Collection entries
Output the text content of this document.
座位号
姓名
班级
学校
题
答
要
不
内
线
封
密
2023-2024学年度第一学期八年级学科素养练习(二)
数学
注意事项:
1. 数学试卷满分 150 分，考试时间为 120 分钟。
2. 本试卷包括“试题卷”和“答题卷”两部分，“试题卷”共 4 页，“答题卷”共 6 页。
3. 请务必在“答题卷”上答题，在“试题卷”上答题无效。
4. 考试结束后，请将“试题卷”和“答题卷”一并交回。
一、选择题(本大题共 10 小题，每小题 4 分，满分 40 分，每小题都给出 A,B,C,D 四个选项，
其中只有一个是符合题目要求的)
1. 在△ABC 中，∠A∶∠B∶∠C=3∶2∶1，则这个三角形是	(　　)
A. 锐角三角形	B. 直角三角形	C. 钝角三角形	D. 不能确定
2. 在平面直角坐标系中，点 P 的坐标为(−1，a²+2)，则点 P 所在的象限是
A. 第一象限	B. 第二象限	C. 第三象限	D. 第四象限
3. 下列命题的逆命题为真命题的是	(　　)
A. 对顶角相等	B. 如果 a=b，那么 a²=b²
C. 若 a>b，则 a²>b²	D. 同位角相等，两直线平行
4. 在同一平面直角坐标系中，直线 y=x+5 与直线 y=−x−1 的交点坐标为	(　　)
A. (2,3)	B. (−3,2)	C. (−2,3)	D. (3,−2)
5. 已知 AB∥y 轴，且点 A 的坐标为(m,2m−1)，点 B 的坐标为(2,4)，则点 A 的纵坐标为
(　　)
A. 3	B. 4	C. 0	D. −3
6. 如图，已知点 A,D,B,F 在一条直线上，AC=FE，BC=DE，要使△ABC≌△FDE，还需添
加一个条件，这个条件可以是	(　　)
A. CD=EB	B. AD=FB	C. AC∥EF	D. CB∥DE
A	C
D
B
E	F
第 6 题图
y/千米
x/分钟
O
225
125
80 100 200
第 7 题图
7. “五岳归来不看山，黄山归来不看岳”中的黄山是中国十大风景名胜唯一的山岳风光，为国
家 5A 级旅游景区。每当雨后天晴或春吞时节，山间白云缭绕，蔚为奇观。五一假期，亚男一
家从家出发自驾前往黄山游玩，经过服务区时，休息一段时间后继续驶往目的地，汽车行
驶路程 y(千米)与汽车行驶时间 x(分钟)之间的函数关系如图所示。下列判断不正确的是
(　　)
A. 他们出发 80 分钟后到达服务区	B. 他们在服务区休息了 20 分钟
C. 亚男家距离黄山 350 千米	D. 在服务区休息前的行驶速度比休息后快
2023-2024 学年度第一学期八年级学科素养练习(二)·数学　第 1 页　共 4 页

[The exercise]:
Spot every line that holds "的坐标为" and copy it.

[Response below]:
2. 在平面直角坐标系中，点 P 的坐标为(−1，a²+2)，则点 P 所在的象限是
5. 已知 AB∥y 轴，且点 A 的坐标为(m,2m−1)，点 B 的坐标为(2,4)，则点 A 的纵坐标为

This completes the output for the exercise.